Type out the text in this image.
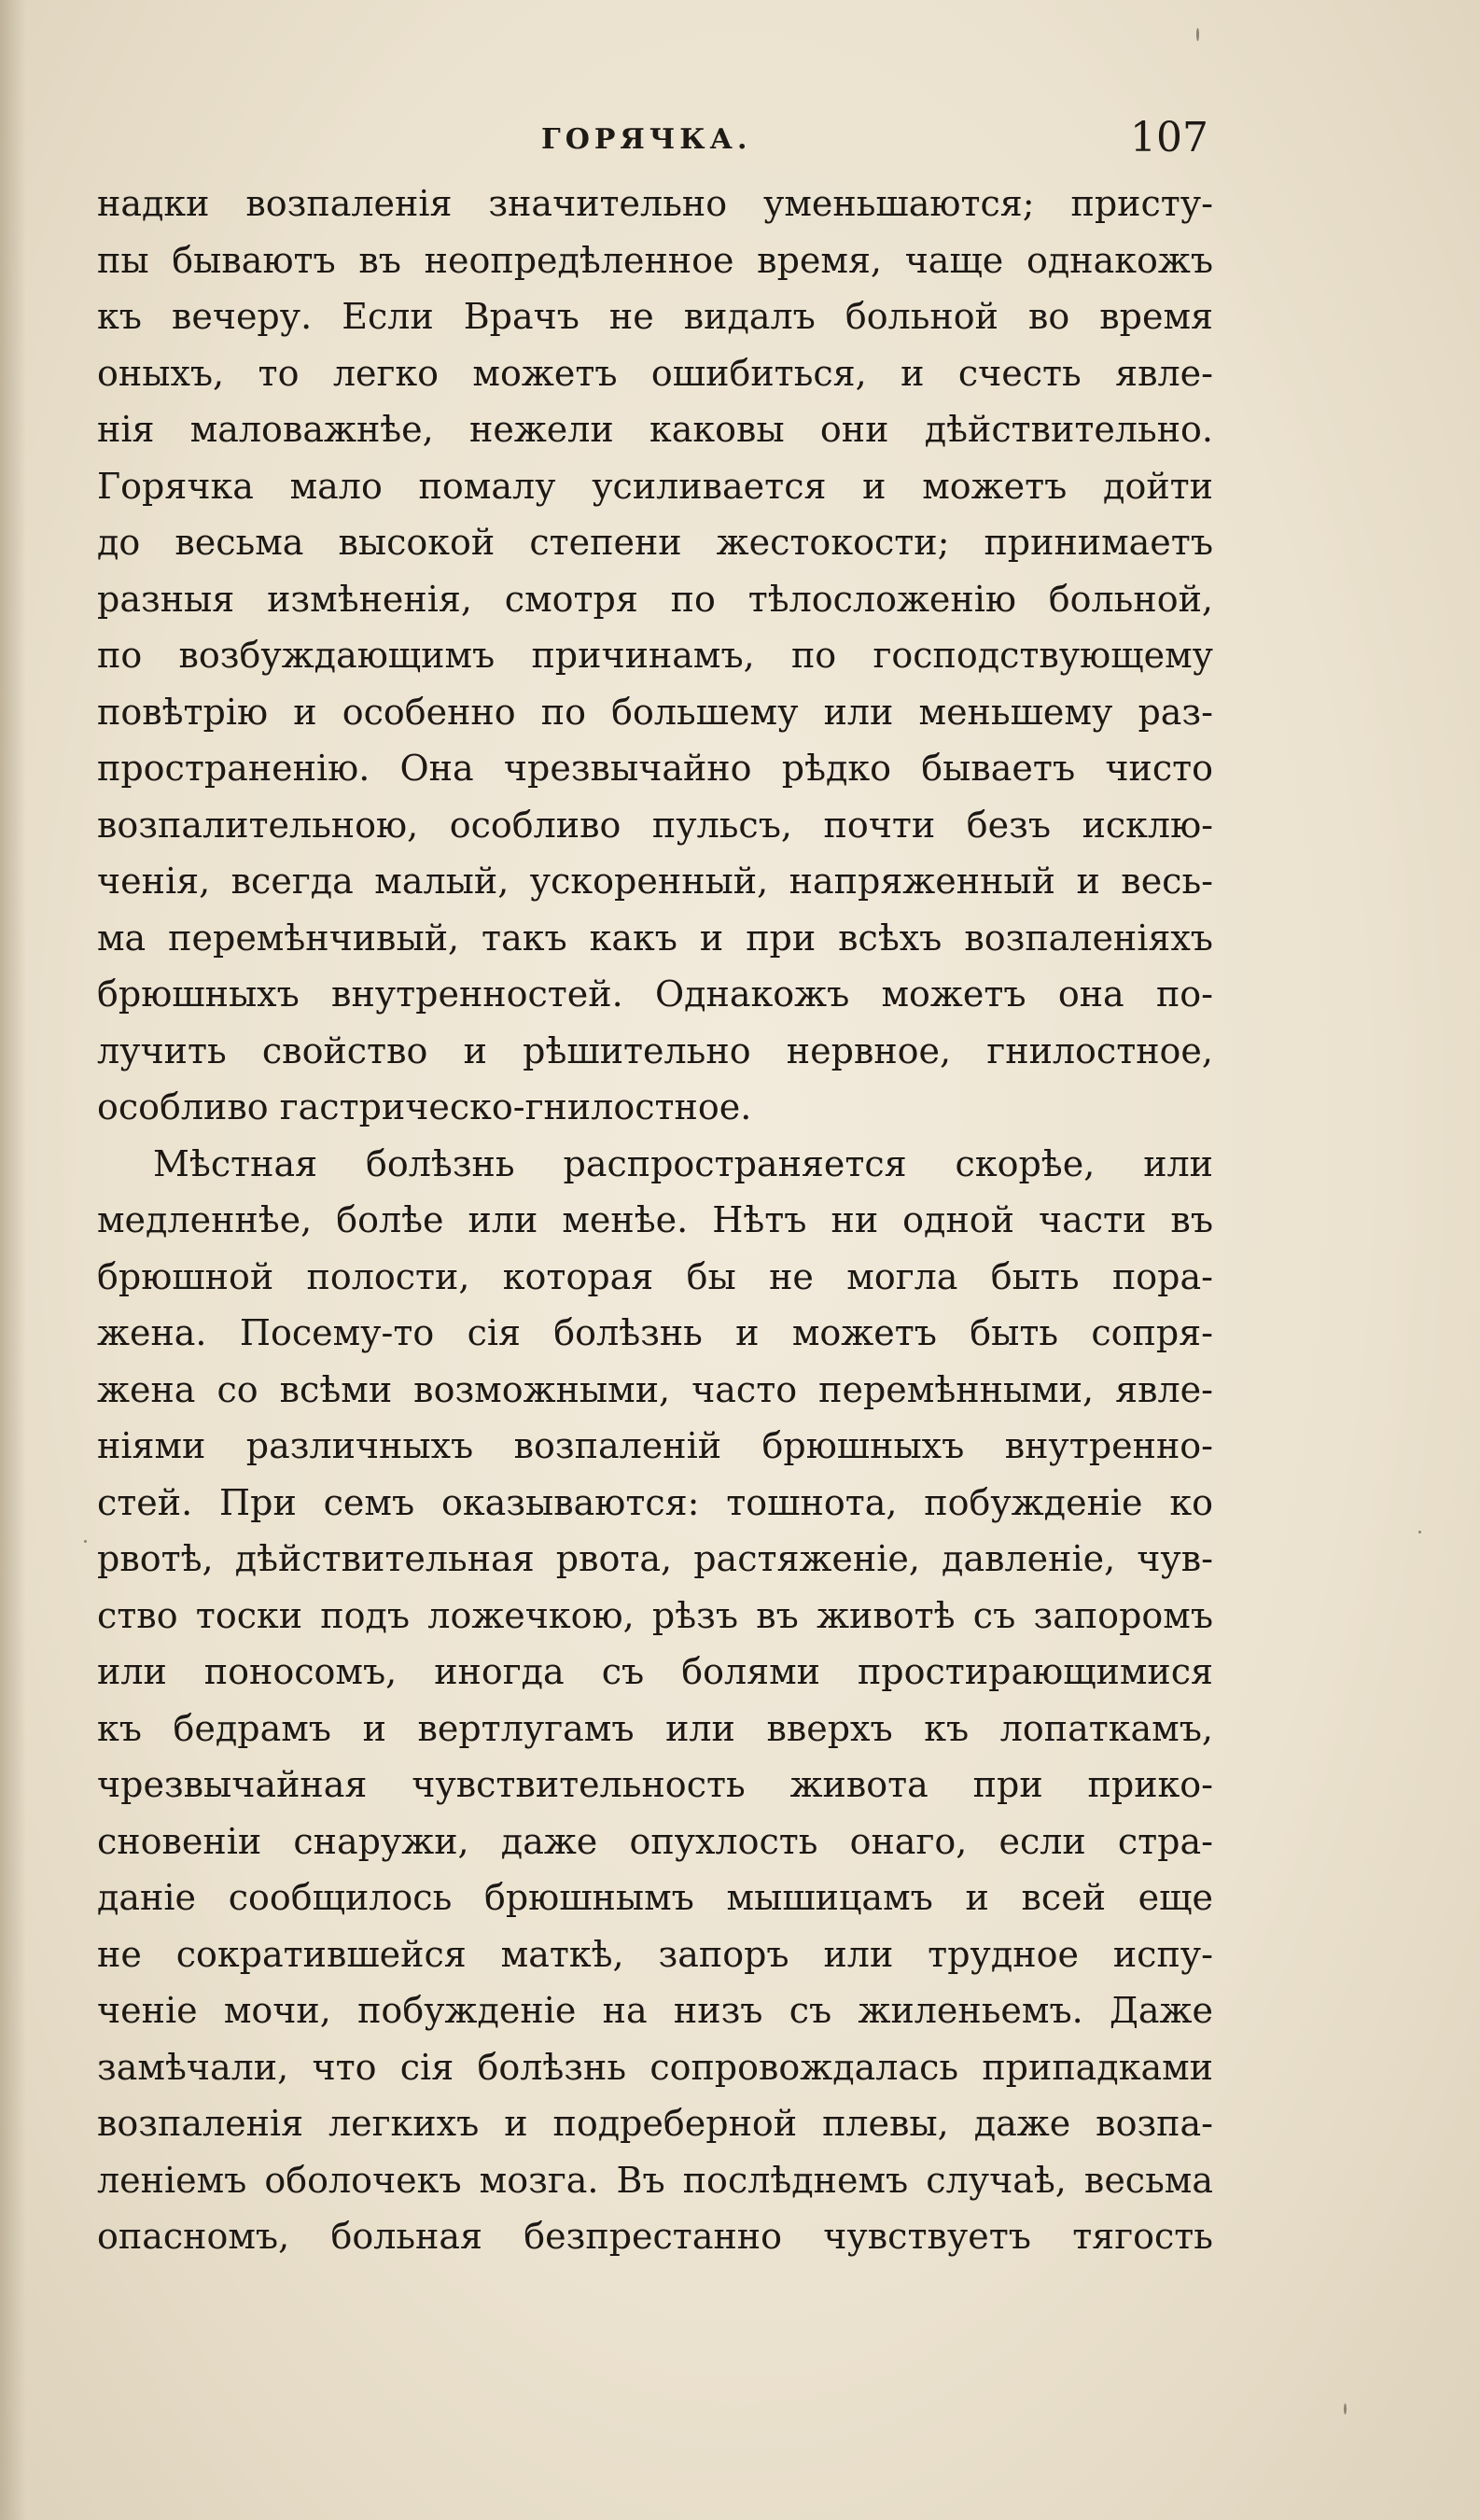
ГОРЯЧКА.	107
надки возпаленія значительно уменьшаются; присту-
пы бываютъ въ неопредѣленное время, чаще однакожъ
къ вечеру. Если Врачъ не видалъ больной во время
оныхъ, то легко можетъ ошибиться, и счесть явле-
нія маловажнѣе, нежели каковы они дѣйствительно.
Горячка мало помалу усиливается и можетъ дойти
до весьма высокой степени жестокости; принимаетъ
разныя измѣненія, смотря по тѣлосложенію больной,
по возбуждающимъ причинамъ, по господствующему
повѣтрію и особенно по большему или меньшему раз-
пространенію. Она чрезвычайно рѣдко бываетъ чисто
возпалительною, особливо пульсъ, почти безъ исклю-
ченія, всегда малый, ускоренный, напряженный и весь-
ма перемѣнчивый, такъ какъ и при всѣхъ возпаленіяхъ
брюшныхъ внутренностей. Однакожъ можетъ она по-
лучить свойство и рѣшительно нервное, гнилостное,
особливо гастрическо-гнилостное.
Мѣстная болѣзнь распространяется скорѣе, или
медленнѣе, болѣе или менѣе. Нѣтъ ни одной части въ
брюшной полости, которая бы не могла быть пора-
жена. Посему-то сія болѣзнь и можетъ быть сопря-
жена со всѣми возможными, часто перемѣнными, явле-
ніями различныхъ возпаленій брюшныхъ внутренно-
стей. При семъ оказываются: тошнота, побужденіе ко
рвотѣ, дѣйствительная рвота, растяженіе, давленіе, чув-
ство тоски подъ ложечкою, рѣзъ въ животѣ съ запоромъ
или поносомъ, иногда съ болями простирающимися
къ бедрамъ и вертлугамъ или вверхъ къ лопаткамъ,
чрезвычайная чувствительность живота при прико-
сновеніи снаружи, даже опухлость онаго, если стра-
даніе сообщилось брюшнымъ мышицамъ и всей еще
не сократившейся маткѣ, запоръ или трудное испу-
ченіе мочи, побужденіе на низъ съ жиленьемъ. Даже
замѣчали, что сія болѣзнь сопровождалась припадками
возпаленія легкихъ и подреберной плевы, даже возпа-
леніемъ оболочекъ мозга. Въ послѣднемъ случаѣ, весьма
опасномъ, больная безпрестанно чувствуетъ тягость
---------------
**EXERCISE BRIEF**
Make an exact copy of the records above, with the pictures left out.

**REPLY**
Type out the text in this image.
ГОРЯЧКА.	107
надки возпаленія значительно уменьшаются; присту-
пы бываютъ въ неопредѣленное время, чаще однакожъ
къ вечеру. Если Врачъ не видалъ больной во время
оныхъ, то легко можетъ ошибиться, и счесть явле-
нія маловажнѣе, нежели каковы они дѣйствительно.
Горячка мало помалу усиливается и можетъ дойти
до весьма высокой степени жестокости; принимаетъ
разныя измѣненія, смотря по тѣлосложенію больной,
по возбуждающимъ причинамъ, по господствующему
повѣтрію и особенно по большему или меньшему раз-
пространенію. Она чрезвычайно рѣдко бываетъ чисто
возпалительною, особливо пульсъ, почти безъ исклю-
ченія, всегда малый, ускоренный, напряженный и весь-
ма перемѣнчивый, такъ какъ и при всѣхъ возпаленіяхъ
брюшныхъ внутренностей. Однакожъ можетъ она по-
лучить свойство и рѣшительно нервное, гнилостное,
особливо гастрическо-гнилостное.
Мѣстная болѣзнь распространяется скорѣе, или
медленнѣе, болѣе или менѣе. Нѣтъ ни одной части въ
брюшной полости, которая бы не могла быть пора-
жена. Посему-то сія болѣзнь и можетъ быть сопря-
жена со всѣми возможными, часто перемѣнными, явле-
ніями различныхъ возпаленій брюшныхъ внутренно-
стей. При семъ оказываются: тошнота, побужденіе ко
рвотѣ, дѣйствительная рвота, растяженіе, давленіе, чув-
ство тоски подъ ложечкою, рѣзъ въ животѣ съ запоромъ
или поносомъ, иногда съ болями простирающимися
къ бедрамъ и вертлугамъ или вверхъ къ лопаткамъ,
чрезвычайная чувствительность живота при прико-
сновеніи снаружи, даже опухлость онаго, если стра-
даніе сообщилось брюшнымъ мышицамъ и всей еще
не сократившейся маткѣ, запоръ или трудное испу-
ченіе мочи, побужденіе на низъ съ жиленьемъ. Даже
замѣчали, что сія болѣзнь сопровождалась припадками
возпаленія легкихъ и подреберной плевы, даже возпа-
леніемъ оболочекъ мозга. Въ послѣднемъ случаѣ, весьма
опасномъ, больная безпрестанно чувствуетъ тягость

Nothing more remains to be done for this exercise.